The entries below should be given again exactly, minus their pictures.

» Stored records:
-------------------------

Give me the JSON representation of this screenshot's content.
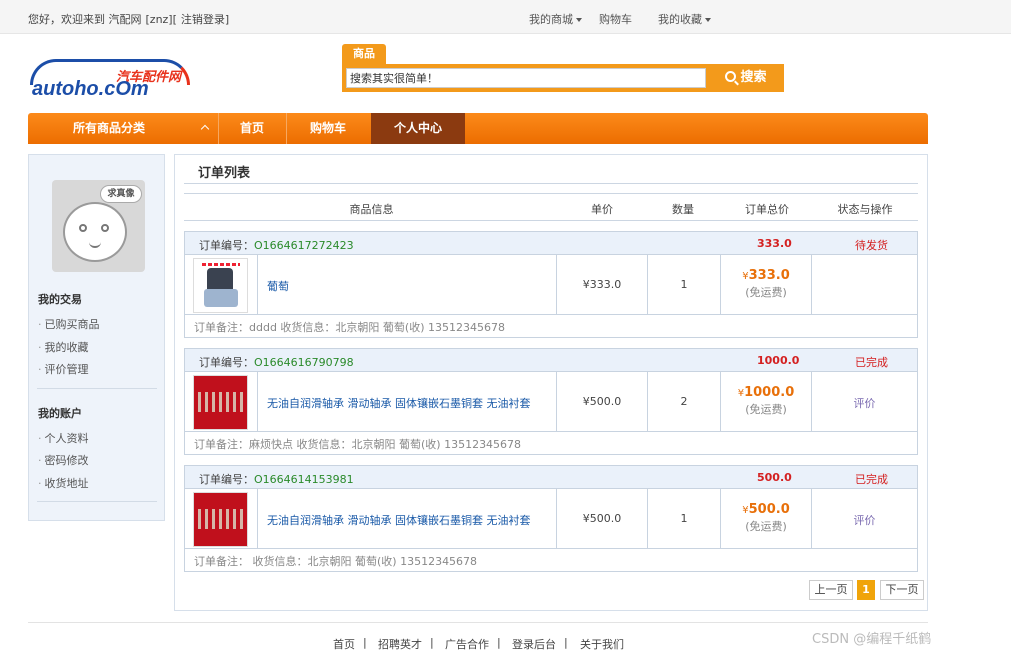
{
  "topbar": {
    "welcome": "您好，欢迎来到 汽配网",
    "user": "[znz][",
    "logout": "注销登录",
    "close": "]",
    "links": [
      "我的商城",
      "购物车",
      "我的收藏"
    ]
  },
  "logo": {
    "cn": "汽车配件网",
    "en": "autoho.cOm"
  },
  "search": {
    "tab": "商品",
    "value": "搜索其实很简单！",
    "button": "搜索"
  },
  "nav": {
    "all": "所有商品分类",
    "home": "首页",
    "cart": "购物车",
    "center": "个人中心"
  },
  "sidebar": {
    "avatar_text": "求真像",
    "sec1_title": "我的交易",
    "sec1_items": [
      "已购买商品",
      "我的收藏",
      "评价管理"
    ],
    "sec2_title": "我的账户",
    "sec2_items": [
      "个人资料",
      "密码修改",
      "收货地址"
    ]
  },
  "main": {
    "title": "订单列表",
    "headers": [
      "商品信息",
      "单价",
      "数量",
      "订单总价",
      "状态与操作"
    ]
  },
  "orders": [
    {
      "label": "订单编号：",
      "number": "O1664617272423",
      "total": "333.0",
      "status": "待发货",
      "name": "葡萄",
      "price": "¥333.0",
      "qty": "1",
      "yen": "¥",
      "total_big": "333.0",
      "ship": "(免运费)",
      "op": "",
      "note": "订单备注：dddd  收货信息：北京朝阳 葡萄(收) 13512345678"
    },
    {
      "label": "订单编号：",
      "number": "O1664616790798",
      "total": "1000.0",
      "status": "已完成",
      "name": "无油自润滑轴承 滑动轴承 固体镶嵌石墨铜套 无油衬套",
      "price": "¥500.0",
      "qty": "2",
      "yen": "¥",
      "total_big": "1000.0",
      "ship": "(免运费)",
      "op": "评价",
      "note": "订单备注：麻烦快点  收货信息：北京朝阳 葡萄(收) 13512345678"
    },
    {
      "label": "订单编号：",
      "number": "O1664614153981",
      "total": "500.0",
      "status": "已完成",
      "name": "无油自润滑轴承 滑动轴承 固体镶嵌石墨铜套 无油衬套",
      "price": "¥500.0",
      "qty": "1",
      "yen": "¥",
      "total_big": "500.0",
      "ship": "(免运费)",
      "op": "评价",
      "note": "订单备注：  收货信息：北京朝阳 葡萄(收) 13512345678"
    }
  ],
  "pager": {
    "prev": "上一页",
    "current": "1",
    "next": "下一页"
  },
  "footer": {
    "links": [
      "首页",
      "招聘英才",
      "广告合作",
      "登录后台",
      "关于我们"
    ],
    "sep": "|"
  },
  "watermark": "CSDN @编程千纸鹤"
}
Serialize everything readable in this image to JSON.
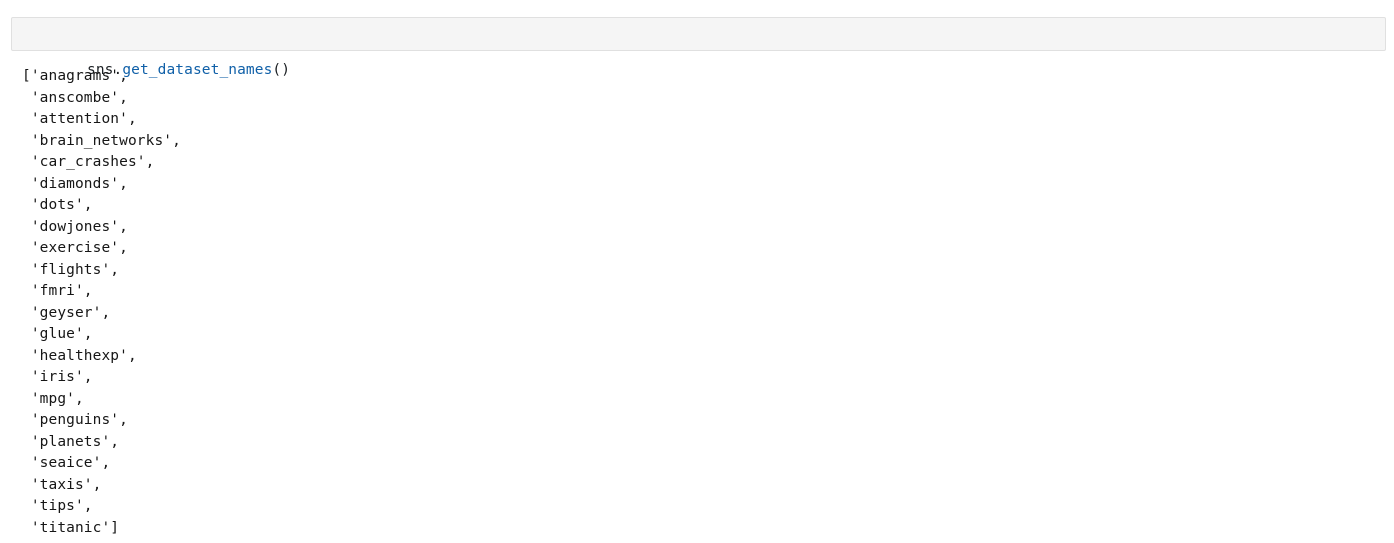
{
  "input_cell": {
    "prompt": "[",
    "code_tokens": [
      {
        "text": "sns.",
        "kind": "name"
      },
      {
        "text": "get_dataset_names",
        "kind": "func"
      },
      {
        "text": "()",
        "kind": "punct"
      }
    ],
    "code_text": "sns.get_dataset_names()"
  },
  "output_cell": {
    "prompt": "[",
    "open_bracket": "[",
    "close_bracket": "]",
    "lines": [
      "['anagrams',",
      " 'anscombe',",
      " 'attention',",
      " 'brain_networks',",
      " 'car_crashes',",
      " 'diamonds',",
      " 'dots',",
      " 'dowjones',",
      " 'exercise',",
      " 'flights',",
      " 'fmri',",
      " 'geyser',",
      " 'glue',",
      " 'healthexp',",
      " 'iris',",
      " 'mpg',",
      " 'penguins',",
      " 'planets',",
      " 'seaice',",
      " 'taxis',",
      " 'tips',",
      " 'titanic']"
    ],
    "dataset_names": [
      "anagrams",
      "anscombe",
      "attention",
      "brain_networks",
      "car_crashes",
      "diamonds",
      "dots",
      "dowjones",
      "exercise",
      "flights",
      "fmri",
      "geyser",
      "glue",
      "healthexp",
      "iris",
      "mpg",
      "penguins",
      "planets",
      "seaice",
      "taxis",
      "tips",
      "titanic"
    ]
  },
  "colors": {
    "cell_background": "#f5f5f5",
    "cell_border": "#e0e0e0",
    "code_name": "#1b1f23",
    "code_function": "#1060a8",
    "output_text": "#161616",
    "page_background": "#ffffff"
  }
}
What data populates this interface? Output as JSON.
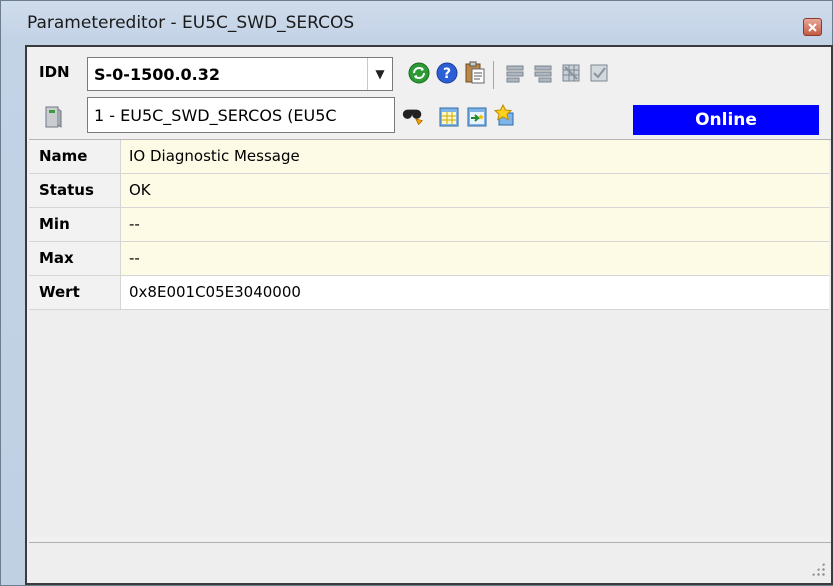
{
  "window": {
    "title": "Parametereditor - EU5C_SWD_SERCOS"
  },
  "toolbar1": {
    "idn_label": "IDN",
    "idn_value": "S-0-1500.0.32",
    "icons": [
      "refresh-icon",
      "help-icon",
      "paste-icon",
      "list-icon-1",
      "list-icon-2",
      "grid-icon",
      "check-icon"
    ]
  },
  "toolbar2": {
    "device_value": "1 - EU5C_SWD_SERCOS (EU5C",
    "icons": [
      "device-icon",
      "find-icon",
      "table-icon",
      "import-icon",
      "star-icon"
    ],
    "status": "Online"
  },
  "rows": [
    {
      "label": "Name",
      "value": "IO Diagnostic Message"
    },
    {
      "label": "Status",
      "value": "OK"
    },
    {
      "label": "Min",
      "value": "--"
    },
    {
      "label": "Max",
      "value": "--"
    },
    {
      "label": "Wert",
      "value": "0x8E001C05E3040000"
    }
  ],
  "colors": {
    "online_bg": "#0000ff",
    "readonly_bg": "#fdfbe6",
    "editable_bg": "#ffffff"
  }
}
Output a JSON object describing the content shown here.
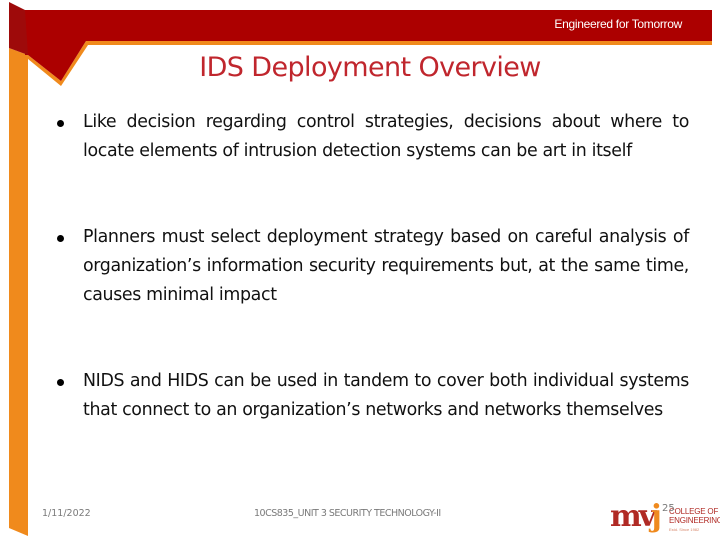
{
  "header": {
    "tagline": "Engineered for Tomorrow"
  },
  "slide": {
    "title": "IDS Deployment Overview",
    "bullets": [
      "Like decision regarding control strategies, decisions about where to locate elements of intrusion detection systems can be art in itself",
      "Planners must select deployment strategy based on careful analysis of organization’s information security requirements but, at the same time, causes minimal impact",
      "NIDS and HIDS can be used in tandem to cover both individual systems that connect to an organization’s networks and networks themselves"
    ]
  },
  "footer": {
    "date": "1/11/2022",
    "course": "10CS835_UNIT 3 SECURITY TECHNOLOGY-II",
    "page_number": "25"
  },
  "logo": {
    "mark_mv": "mv",
    "mark_j": "j",
    "line1": "COLLEGE OF",
    "line2": "ENGINEERING",
    "sub": "Estd. Since 1982"
  },
  "colors": {
    "band_red": "#ac0000",
    "flag_red": "#9e0a0a",
    "accent_orange": "#f08a1c",
    "title_red": "#c0262d"
  }
}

-------------------------

» Result for this task:
Give me the JSON representation of this screenshot's content.
{
  "topbar": {
    "welcome": "您好，欢迎来到 汽配网",
    "user": "[znz][",
    "logout": "注销登录",
    "close": "]",
    "links": [
      "我的商城",
      "购物车",
      "我的收藏"
    ]
  },
  "logo": {
    "cn": "汽车配件网",
    "en": "autoho.cOm"
  },
  "search": {
    "tab": "商品",
    "value": "搜索其实很简单！",
    "button": "搜索"
  },
  "nav": {
    "all": "所有商品分类",
    "home": "首页",
    "cart": "购物车",
    "center": "个人中心"
  },
  "sidebar": {
    "avatar_text": "求真像",
    "sec1_title": "我的交易",
    "sec1_items": [
      "已购买商品",
      "我的收藏",
      "评价管理"
    ],
    "sec2_title": "我的账户",
    "sec2_items": [
      "个人资料",
      "密码修改",
      "收货地址"
    ]
  },
  "main": {
    "title": "订单列表",
    "headers": [
      "商品信息",
      "单价",
      "数量",
      "订单总价",
      "状态与操作"
    ]
  },
  "orders": [
    {
      "label": "订单编号：",
      "number": "O1664617272423",
      "total": "333.0",
      "status": "待发货",
      "name": "葡萄",
      "price": "¥333.0",
      "qty": "1",
      "yen": "¥",
      "total_big": "333.0",
      "ship": "(免运费)",
      "op": "",
      "note": "订单备注：dddd  收货信息：北京朝阳 葡萄(收) 13512345678"
    },
    {
      "label": "订单编号：",
      "number": "O1664616790798",
      "total": "1000.0",
      "status": "已完成",
      "name": "无油自润滑轴承 滑动轴承 固体镶嵌石墨铜套 无油衬套",
      "price": "¥500.0",
      "qty": "2",
      "yen": "¥",
      "total_big": "1000.0",
      "ship": "(免运费)",
      "op": "评价",
      "note": "订单备注：麻烦快点  收货信息：北京朝阳 葡萄(收) 13512345678"
    },
    {
      "label": "订单编号：",
      "number": "O1664614153981",
      "total": "500.0",
      "status": "已完成",
      "name": "无油自润滑轴承 滑动轴承 固体镶嵌石墨铜套 无油衬套",
      "price": "¥500.0",
      "qty": "1",
      "yen": "¥",
      "total_big": "500.0",
      "ship": "(免运费)",
      "op": "评价",
      "note": "订单备注：  收货信息：北京朝阳 葡萄(收) 13512345678"
    }
  ],
  "pager": {
    "prev": "上一页",
    "current": "1",
    "next": "下一页"
  },
  "footer": {
    "links": [
      "首页",
      "招聘英才",
      "广告合作",
      "登录后台",
      "关于我们"
    ],
    "sep": "|"
  },
  "watermark": "CSDN @编程千纸鹤"
}
Serialize everything readable in this image to JSON.
{
  "input_cell": {
    "prompt": "[",
    "code_tokens": [
      {
        "text": "sns.",
        "kind": "name"
      },
      {
        "text": "get_dataset_names",
        "kind": "func"
      },
      {
        "text": "()",
        "kind": "punct"
      }
    ],
    "code_text": "sns.get_dataset_names()"
  },
  "output_cell": {
    "prompt": "[",
    "open_bracket": "[",
    "close_bracket": "]",
    "lines": [
      "['anagrams',",
      " 'anscombe',",
      " 'attention',",
      " 'brain_networks',",
      " 'car_crashes',",
      " 'diamonds',",
      " 'dots',",
      " 'dowjones',",
      " 'exercise',",
      " 'flights',",
      " 'fmri',",
      " 'geyser',",
      " 'glue',",
      " 'healthexp',",
      " 'iris',",
      " 'mpg',",
      " 'penguins',",
      " 'planets',",
      " 'seaice',",
      " 'taxis',",
      " 'tips',",
      " 'titanic']"
    ],
    "dataset_names": [
      "anagrams",
      "anscombe",
      "attention",
      "brain_networks",
      "car_crashes",
      "diamonds",
      "dots",
      "dowjones",
      "exercise",
      "flights",
      "fmri",
      "geyser",
      "glue",
      "healthexp",
      "iris",
      "mpg",
      "penguins",
      "planets",
      "seaice",
      "taxis",
      "tips",
      "titanic"
    ]
  },
  "colors": {
    "cell_background": "#f5f5f5",
    "cell_border": "#e0e0e0",
    "code_name": "#1b1f23",
    "code_function": "#1060a8",
    "output_text": "#161616",
    "page_background": "#ffffff"
  }
}
What data populates this interface? Output as JSON.
{
  "window": {
    "title": "Parametereditor - EU5C_SWD_SERCOS"
  },
  "toolbar1": {
    "idn_label": "IDN",
    "idn_value": "S-0-1500.0.32",
    "icons": [
      "refresh-icon",
      "help-icon",
      "paste-icon",
      "list-icon-1",
      "list-icon-2",
      "grid-icon",
      "check-icon"
    ]
  },
  "toolbar2": {
    "device_value": "1 - EU5C_SWD_SERCOS (EU5C",
    "icons": [
      "device-icon",
      "find-icon",
      "table-icon",
      "import-icon",
      "star-icon"
    ],
    "status": "Online"
  },
  "rows": [
    {
      "label": "Name",
      "value": "IO Diagnostic Message"
    },
    {
      "label": "Status",
      "value": "OK"
    },
    {
      "label": "Min",
      "value": "--"
    },
    {
      "label": "Max",
      "value": "--"
    },
    {
      "label": "Wert",
      "value": "0x8E001C05E3040000"
    }
  ],
  "colors": {
    "online_bg": "#0000ff",
    "readonly_bg": "#fdfbe6",
    "editable_bg": "#ffffff"
  }
}
Output a JSON object describing the content shown here.
{
  "header": {
    "tagline": "Engineered for Tomorrow"
  },
  "slide": {
    "title": "IDS Deployment Overview",
    "bullets": [
      "Like decision regarding control strategies, decisions about where to locate elements of intrusion detection systems can be art in itself",
      "Planners must select deployment strategy based on careful analysis of organization’s information security requirements but, at the same time, causes minimal impact",
      "NIDS and HIDS can be used in tandem to cover both individual systems that connect to an organization’s networks and networks themselves"
    ]
  },
  "footer": {
    "date": "1/11/2022",
    "course": "10CS835_UNIT 3 SECURITY TECHNOLOGY-II",
    "page_number": "25"
  },
  "logo": {
    "mark_mv": "mv",
    "mark_j": "j",
    "line1": "COLLEGE OF",
    "line2": "ENGINEERING",
    "sub": "Estd. Since 1982"
  },
  "colors": {
    "band_red": "#ac0000",
    "flag_red": "#9e0a0a",
    "accent_orange": "#f08a1c",
    "title_red": "#c0262d"
  }
}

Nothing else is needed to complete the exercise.